→ Work order:
Without the images, print every line of the material below exactly as given.

→ Data in this exercise:
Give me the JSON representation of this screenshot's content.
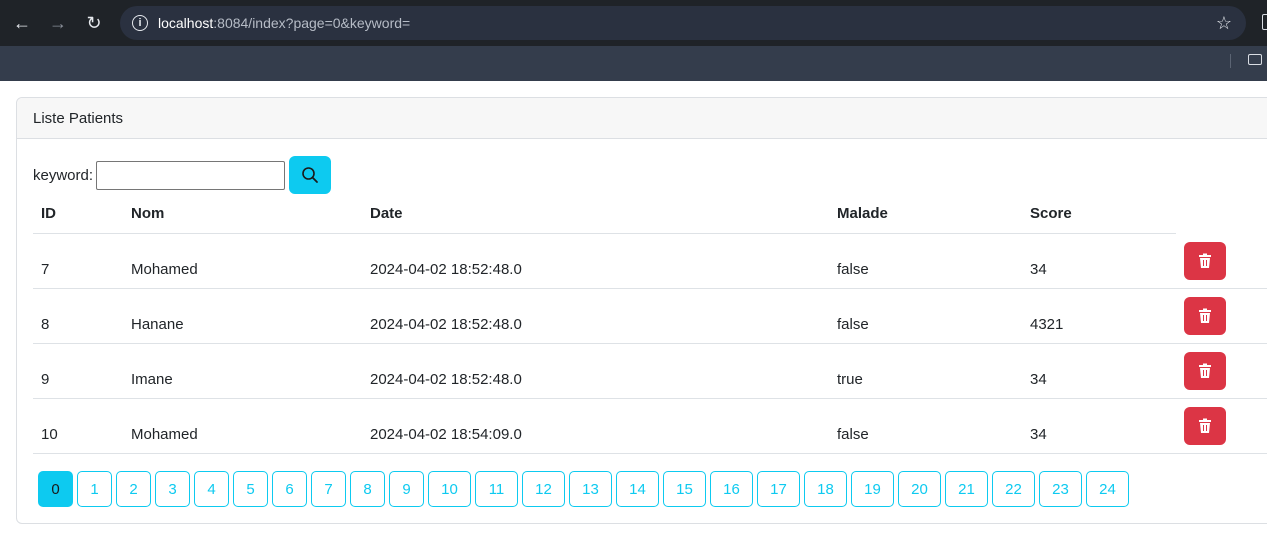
{
  "browser": {
    "url_host": "localhost",
    "url_path": ":8084/index?page=0&keyword=",
    "back_icon": "←",
    "forward_icon": "→",
    "reload_icon": "↻",
    "info_icon": "i",
    "bookmark_icon": "☆"
  },
  "card": {
    "title": "Liste Patients"
  },
  "search": {
    "label": "keyword:",
    "value": ""
  },
  "table": {
    "headers": [
      "ID",
      "Nom",
      "Date",
      "Malade",
      "Score"
    ],
    "rows": [
      [
        "7",
        "Mohamed",
        "2024-04-02 18:52:48.0",
        "false",
        "34"
      ],
      [
        "8",
        "Hanane",
        "2024-04-02 18:52:48.0",
        "false",
        "4321"
      ],
      [
        "9",
        "Imane",
        "2024-04-02 18:52:48.0",
        "true",
        "34"
      ],
      [
        "10",
        "Mohamed",
        "2024-04-02 18:54:09.0",
        "false",
        "34"
      ]
    ]
  },
  "pagination": {
    "pages": [
      "0",
      "1",
      "2",
      "3",
      "4",
      "5",
      "6",
      "7",
      "8",
      "9",
      "10",
      "11",
      "12",
      "13",
      "14",
      "15",
      "16",
      "17",
      "18",
      "19",
      "20",
      "21",
      "22",
      "23",
      "24"
    ],
    "active": "0"
  },
  "colors": {
    "info": "#0dcaf0",
    "danger": "#dc3545"
  }
}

→ Result of this task:
Give me the JSON representation of this screenshot's content.
{
  "browser": {
    "url_host": "localhost",
    "url_path": ":8084/index?page=0&keyword=",
    "back_icon": "←",
    "forward_icon": "→",
    "reload_icon": "↻",
    "info_icon": "i",
    "bookmark_icon": "☆"
  },
  "card": {
    "title": "Liste Patients"
  },
  "search": {
    "label": "keyword:",
    "value": ""
  },
  "table": {
    "headers": [
      "ID",
      "Nom",
      "Date",
      "Malade",
      "Score"
    ],
    "rows": [
      [
        "7",
        "Mohamed",
        "2024-04-02 18:52:48.0",
        "false",
        "34"
      ],
      [
        "8",
        "Hanane",
        "2024-04-02 18:52:48.0",
        "false",
        "4321"
      ],
      [
        "9",
        "Imane",
        "2024-04-02 18:52:48.0",
        "true",
        "34"
      ],
      [
        "10",
        "Mohamed",
        "2024-04-02 18:54:09.0",
        "false",
        "34"
      ]
    ]
  },
  "pagination": {
    "pages": [
      "0",
      "1",
      "2",
      "3",
      "4",
      "5",
      "6",
      "7",
      "8",
      "9",
      "10",
      "11",
      "12",
      "13",
      "14",
      "15",
      "16",
      "17",
      "18",
      "19",
      "20",
      "21",
      "22",
      "23",
      "24"
    ],
    "active": "0"
  },
  "colors": {
    "info": "#0dcaf0",
    "danger": "#dc3545"
  }
}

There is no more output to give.